> [Work to complete]
Each line that contains the word "name" counts once; give the total for the records below and nothing else.

* start Listing *

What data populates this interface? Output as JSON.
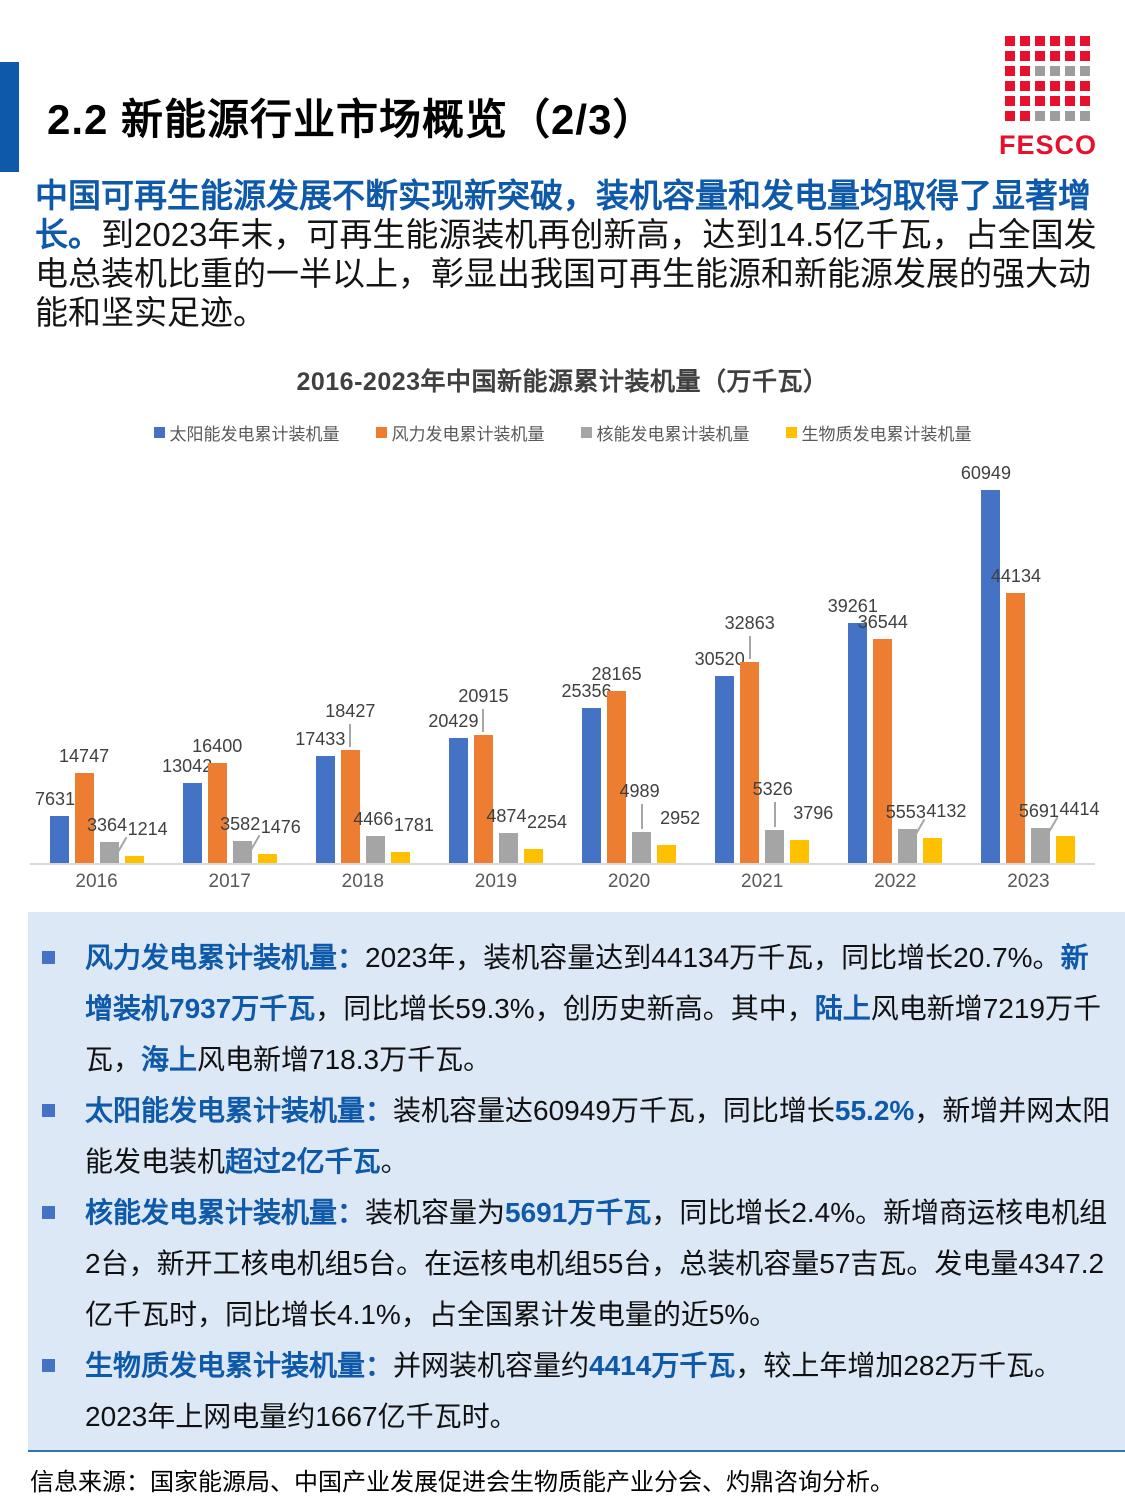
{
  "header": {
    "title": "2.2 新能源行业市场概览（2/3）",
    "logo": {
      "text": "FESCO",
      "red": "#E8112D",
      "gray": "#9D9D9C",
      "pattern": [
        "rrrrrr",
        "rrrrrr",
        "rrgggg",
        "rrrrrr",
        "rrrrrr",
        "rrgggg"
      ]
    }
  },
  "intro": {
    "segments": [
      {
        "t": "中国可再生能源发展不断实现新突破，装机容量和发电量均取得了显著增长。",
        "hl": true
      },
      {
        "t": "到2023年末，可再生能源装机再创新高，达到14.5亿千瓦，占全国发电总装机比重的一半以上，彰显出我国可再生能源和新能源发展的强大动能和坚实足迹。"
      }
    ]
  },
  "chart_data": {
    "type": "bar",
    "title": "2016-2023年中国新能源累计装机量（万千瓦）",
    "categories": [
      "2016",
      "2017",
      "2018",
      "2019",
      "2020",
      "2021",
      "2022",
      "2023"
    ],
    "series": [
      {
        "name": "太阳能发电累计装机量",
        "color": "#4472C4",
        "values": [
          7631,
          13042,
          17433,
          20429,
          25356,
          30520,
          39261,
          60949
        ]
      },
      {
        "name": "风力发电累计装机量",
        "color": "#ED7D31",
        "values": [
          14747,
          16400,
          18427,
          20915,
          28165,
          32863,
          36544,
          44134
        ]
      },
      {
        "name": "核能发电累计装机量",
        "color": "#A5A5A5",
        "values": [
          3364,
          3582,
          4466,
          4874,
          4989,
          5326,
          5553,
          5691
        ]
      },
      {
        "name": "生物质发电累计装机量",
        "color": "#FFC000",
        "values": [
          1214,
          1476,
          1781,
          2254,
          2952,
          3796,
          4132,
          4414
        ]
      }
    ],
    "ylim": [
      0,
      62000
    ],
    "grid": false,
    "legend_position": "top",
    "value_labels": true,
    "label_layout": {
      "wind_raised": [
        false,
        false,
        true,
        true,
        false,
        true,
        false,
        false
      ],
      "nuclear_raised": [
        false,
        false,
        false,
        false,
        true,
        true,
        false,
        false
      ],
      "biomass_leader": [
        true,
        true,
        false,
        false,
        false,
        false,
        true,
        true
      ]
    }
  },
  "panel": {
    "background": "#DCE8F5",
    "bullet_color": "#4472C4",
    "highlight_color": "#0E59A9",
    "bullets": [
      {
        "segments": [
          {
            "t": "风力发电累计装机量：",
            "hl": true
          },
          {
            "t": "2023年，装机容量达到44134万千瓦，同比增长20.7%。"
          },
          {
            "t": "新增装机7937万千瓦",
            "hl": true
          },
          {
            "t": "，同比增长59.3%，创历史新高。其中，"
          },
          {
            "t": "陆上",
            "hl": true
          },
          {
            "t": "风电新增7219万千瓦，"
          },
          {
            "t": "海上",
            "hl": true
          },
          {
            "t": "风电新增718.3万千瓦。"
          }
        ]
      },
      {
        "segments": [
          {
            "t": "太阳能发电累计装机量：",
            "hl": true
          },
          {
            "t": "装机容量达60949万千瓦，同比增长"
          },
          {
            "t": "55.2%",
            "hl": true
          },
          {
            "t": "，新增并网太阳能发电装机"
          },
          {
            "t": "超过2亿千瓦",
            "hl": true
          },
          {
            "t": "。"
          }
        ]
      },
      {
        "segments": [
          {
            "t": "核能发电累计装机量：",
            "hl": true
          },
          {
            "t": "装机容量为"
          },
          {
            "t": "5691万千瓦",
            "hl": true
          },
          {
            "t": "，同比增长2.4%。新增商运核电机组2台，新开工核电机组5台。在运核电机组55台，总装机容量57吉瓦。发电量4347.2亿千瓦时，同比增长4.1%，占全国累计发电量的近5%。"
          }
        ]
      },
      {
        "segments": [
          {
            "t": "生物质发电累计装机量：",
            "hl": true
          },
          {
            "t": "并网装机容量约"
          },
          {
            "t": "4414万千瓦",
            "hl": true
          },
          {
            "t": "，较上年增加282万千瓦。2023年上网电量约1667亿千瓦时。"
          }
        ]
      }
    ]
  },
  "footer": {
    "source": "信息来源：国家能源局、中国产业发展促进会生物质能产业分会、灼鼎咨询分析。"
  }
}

* end Listing *
* start Listing *

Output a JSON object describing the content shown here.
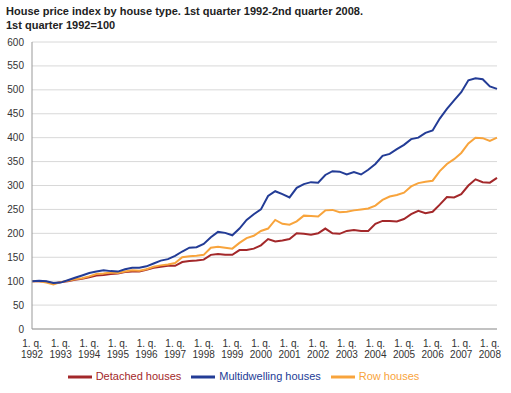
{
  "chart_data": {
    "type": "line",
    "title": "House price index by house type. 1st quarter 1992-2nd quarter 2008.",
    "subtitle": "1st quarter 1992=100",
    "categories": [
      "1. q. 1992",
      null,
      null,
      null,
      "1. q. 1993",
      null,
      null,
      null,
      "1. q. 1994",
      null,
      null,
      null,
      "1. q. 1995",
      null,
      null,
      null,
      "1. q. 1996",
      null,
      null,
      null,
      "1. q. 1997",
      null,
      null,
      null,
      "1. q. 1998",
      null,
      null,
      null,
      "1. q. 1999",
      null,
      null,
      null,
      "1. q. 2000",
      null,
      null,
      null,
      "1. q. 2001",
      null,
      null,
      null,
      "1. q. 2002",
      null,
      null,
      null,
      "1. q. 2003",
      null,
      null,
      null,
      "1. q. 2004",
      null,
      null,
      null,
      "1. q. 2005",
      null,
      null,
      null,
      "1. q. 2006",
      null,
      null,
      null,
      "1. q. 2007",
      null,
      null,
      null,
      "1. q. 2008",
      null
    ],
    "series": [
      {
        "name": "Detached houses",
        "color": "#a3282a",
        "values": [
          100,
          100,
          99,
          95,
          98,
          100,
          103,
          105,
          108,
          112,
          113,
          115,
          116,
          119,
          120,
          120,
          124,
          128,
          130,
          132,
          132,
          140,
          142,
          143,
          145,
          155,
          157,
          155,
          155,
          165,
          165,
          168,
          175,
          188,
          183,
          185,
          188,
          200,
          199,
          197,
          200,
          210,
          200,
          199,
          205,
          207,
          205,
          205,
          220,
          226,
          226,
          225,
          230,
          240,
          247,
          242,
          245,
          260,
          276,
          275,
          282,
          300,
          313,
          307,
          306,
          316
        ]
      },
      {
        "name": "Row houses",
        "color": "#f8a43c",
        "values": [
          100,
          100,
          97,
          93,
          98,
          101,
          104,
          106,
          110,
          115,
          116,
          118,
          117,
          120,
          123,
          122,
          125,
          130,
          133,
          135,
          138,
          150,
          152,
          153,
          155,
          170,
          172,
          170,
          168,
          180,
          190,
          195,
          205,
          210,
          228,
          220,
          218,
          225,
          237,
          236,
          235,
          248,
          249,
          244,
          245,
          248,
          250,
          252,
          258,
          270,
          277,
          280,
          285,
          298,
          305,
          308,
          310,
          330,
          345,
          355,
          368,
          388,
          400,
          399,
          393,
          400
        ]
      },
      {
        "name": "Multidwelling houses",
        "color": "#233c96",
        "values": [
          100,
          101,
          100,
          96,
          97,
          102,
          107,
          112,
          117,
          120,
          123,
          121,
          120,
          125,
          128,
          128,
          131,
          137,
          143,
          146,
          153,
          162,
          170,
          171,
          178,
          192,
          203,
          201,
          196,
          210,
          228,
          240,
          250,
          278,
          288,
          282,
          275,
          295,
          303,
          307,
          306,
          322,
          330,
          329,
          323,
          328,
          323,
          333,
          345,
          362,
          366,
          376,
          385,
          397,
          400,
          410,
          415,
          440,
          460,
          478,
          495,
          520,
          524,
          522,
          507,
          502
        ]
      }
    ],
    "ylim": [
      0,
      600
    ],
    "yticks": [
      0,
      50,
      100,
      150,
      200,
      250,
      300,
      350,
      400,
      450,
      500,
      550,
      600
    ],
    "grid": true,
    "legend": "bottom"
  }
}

* end Listing *

> [Result for this exercise]
7